RECORDED DATA ->
============
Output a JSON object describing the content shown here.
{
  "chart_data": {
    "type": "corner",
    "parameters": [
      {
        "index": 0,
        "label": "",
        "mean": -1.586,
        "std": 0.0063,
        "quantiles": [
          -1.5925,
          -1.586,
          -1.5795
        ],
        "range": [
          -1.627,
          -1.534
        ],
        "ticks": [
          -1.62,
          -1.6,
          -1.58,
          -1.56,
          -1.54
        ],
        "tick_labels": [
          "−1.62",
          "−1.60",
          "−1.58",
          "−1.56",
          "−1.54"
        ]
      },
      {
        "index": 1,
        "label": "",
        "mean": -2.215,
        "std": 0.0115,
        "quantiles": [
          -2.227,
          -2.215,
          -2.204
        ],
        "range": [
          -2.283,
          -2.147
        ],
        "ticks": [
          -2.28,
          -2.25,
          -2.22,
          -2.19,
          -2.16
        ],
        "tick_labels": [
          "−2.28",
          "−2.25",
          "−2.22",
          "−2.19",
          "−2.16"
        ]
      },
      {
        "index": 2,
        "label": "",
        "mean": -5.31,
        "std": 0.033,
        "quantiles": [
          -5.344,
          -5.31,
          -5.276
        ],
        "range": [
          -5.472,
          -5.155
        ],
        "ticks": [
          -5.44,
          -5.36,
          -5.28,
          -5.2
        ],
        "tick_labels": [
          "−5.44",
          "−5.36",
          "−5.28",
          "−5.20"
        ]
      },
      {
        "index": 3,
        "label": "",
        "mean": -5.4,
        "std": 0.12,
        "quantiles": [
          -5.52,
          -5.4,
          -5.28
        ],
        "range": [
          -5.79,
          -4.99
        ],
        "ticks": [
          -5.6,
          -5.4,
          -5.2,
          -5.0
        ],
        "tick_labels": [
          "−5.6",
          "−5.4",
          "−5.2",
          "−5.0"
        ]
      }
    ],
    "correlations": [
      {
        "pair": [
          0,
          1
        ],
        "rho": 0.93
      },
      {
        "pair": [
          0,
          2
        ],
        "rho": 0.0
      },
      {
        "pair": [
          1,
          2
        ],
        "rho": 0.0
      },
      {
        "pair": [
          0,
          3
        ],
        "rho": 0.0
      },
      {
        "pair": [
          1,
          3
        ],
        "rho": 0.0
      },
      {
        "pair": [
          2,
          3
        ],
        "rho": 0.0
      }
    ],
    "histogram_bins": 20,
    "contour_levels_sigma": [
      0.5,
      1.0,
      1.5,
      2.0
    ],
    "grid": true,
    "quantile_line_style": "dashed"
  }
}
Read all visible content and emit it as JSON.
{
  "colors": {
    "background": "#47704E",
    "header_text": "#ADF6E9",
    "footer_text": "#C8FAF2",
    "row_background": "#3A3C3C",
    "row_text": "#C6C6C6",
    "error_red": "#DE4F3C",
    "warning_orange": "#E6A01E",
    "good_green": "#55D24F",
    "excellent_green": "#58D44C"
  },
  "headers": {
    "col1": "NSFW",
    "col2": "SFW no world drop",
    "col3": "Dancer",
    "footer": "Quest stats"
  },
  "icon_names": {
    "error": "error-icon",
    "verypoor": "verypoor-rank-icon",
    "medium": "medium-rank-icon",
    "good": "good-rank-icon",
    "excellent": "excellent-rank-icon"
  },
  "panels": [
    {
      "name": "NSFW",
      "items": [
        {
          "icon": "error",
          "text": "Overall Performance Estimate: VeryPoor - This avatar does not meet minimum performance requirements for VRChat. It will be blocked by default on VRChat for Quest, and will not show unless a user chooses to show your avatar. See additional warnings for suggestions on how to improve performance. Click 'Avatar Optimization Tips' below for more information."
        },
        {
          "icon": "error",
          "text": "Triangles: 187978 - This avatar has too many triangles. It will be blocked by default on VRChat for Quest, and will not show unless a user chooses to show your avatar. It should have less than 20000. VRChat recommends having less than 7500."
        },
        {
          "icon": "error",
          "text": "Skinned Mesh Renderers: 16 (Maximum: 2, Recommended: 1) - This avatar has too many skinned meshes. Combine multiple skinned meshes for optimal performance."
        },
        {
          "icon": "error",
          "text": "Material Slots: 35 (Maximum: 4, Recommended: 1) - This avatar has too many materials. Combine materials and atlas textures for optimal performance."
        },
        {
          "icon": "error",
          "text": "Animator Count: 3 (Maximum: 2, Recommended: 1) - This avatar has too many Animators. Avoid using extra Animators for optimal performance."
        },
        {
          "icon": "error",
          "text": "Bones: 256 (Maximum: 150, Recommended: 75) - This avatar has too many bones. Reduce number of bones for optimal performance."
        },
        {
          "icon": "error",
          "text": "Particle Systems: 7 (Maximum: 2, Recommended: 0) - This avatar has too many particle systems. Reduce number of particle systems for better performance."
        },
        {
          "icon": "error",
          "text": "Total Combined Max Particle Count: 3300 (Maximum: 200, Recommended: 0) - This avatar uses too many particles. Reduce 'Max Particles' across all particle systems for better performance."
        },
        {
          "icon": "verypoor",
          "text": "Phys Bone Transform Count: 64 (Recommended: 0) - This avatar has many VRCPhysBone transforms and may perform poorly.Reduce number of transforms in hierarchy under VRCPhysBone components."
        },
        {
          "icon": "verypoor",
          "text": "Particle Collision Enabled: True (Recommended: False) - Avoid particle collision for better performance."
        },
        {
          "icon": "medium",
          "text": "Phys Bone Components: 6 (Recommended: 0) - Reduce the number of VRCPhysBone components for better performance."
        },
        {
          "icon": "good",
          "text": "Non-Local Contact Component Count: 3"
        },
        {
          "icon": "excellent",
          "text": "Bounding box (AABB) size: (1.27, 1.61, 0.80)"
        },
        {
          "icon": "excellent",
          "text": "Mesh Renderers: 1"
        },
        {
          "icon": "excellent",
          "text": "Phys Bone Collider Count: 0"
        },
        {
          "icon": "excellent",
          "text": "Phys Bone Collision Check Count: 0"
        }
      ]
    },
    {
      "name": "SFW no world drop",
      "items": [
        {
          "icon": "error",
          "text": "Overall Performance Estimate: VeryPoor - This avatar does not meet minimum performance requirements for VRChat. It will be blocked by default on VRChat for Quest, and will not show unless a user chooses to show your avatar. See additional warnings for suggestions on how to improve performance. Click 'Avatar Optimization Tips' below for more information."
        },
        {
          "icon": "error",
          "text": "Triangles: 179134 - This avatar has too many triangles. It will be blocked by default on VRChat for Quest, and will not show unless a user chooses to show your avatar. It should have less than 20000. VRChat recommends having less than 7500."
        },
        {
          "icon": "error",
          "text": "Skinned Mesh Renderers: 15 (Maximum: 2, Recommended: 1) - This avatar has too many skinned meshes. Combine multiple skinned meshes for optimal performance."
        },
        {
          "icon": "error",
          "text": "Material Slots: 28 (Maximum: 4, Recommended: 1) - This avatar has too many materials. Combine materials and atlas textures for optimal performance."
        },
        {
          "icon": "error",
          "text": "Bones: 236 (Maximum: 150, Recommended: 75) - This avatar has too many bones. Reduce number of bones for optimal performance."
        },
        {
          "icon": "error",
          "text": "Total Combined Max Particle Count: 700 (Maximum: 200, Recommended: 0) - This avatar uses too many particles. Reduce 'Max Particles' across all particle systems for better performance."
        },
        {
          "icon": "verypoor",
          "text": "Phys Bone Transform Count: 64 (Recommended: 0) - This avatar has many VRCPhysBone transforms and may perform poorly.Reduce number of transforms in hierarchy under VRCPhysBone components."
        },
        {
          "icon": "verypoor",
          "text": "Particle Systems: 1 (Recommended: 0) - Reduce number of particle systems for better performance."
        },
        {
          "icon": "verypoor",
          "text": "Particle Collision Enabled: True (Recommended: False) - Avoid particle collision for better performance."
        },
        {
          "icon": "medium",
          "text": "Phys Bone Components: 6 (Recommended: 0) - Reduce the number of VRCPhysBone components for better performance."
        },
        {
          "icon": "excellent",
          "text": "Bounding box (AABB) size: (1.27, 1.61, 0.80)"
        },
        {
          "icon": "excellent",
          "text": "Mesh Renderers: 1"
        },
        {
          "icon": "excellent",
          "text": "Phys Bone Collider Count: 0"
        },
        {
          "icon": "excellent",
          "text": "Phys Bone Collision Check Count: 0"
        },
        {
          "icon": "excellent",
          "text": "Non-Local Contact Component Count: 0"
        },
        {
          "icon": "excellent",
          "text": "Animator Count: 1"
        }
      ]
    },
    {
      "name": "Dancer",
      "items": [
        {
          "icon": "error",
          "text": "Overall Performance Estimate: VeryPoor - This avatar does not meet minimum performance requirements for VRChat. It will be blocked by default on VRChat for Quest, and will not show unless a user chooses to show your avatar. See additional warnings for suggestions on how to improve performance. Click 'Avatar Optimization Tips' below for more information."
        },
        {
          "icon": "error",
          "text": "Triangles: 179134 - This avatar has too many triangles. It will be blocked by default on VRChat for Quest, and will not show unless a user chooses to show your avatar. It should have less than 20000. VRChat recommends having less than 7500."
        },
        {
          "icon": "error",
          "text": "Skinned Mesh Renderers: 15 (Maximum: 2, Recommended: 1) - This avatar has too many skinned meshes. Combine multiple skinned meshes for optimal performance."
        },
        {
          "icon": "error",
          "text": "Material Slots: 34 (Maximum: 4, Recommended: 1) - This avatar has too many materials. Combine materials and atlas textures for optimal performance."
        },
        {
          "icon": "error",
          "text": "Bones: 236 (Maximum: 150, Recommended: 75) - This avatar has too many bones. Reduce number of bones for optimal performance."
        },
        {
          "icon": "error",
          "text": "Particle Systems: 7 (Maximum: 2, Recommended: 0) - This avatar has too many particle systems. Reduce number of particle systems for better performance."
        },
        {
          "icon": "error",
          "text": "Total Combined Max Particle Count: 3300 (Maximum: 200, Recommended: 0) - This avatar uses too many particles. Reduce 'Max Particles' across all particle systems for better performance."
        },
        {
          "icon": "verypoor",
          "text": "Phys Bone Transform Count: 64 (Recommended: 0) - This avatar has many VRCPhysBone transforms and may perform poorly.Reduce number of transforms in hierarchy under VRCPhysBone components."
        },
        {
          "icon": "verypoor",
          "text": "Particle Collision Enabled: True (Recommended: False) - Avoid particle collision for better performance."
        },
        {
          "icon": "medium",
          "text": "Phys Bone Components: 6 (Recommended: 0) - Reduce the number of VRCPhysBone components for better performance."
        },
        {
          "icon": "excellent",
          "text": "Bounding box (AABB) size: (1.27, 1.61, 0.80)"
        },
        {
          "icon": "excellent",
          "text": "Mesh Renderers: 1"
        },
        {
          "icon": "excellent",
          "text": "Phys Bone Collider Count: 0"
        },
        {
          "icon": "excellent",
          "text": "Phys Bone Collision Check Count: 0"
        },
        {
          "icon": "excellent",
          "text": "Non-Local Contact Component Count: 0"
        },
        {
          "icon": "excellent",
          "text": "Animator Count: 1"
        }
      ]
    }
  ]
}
============
SET EXERCISE ->
Find the lines containing "materials" and list every one of them.

FINAL ANSWER ->
          "text": "Material Slots: 35 (Maximum: 4, Recommended: 1) - This avatar has too many materials. Combine materials and atlas textures for optimal performance."
          "text": "Material Slots: 28 (Maximum: 4, Recommended: 1) - This avatar has too many materials. Combine materials and atlas textures for optimal performance."
          "text": "Material Slots: 34 (Maximum: 4, Recommended: 1) - This avatar has too many materials. Combine materials and atlas textures for optimal performance."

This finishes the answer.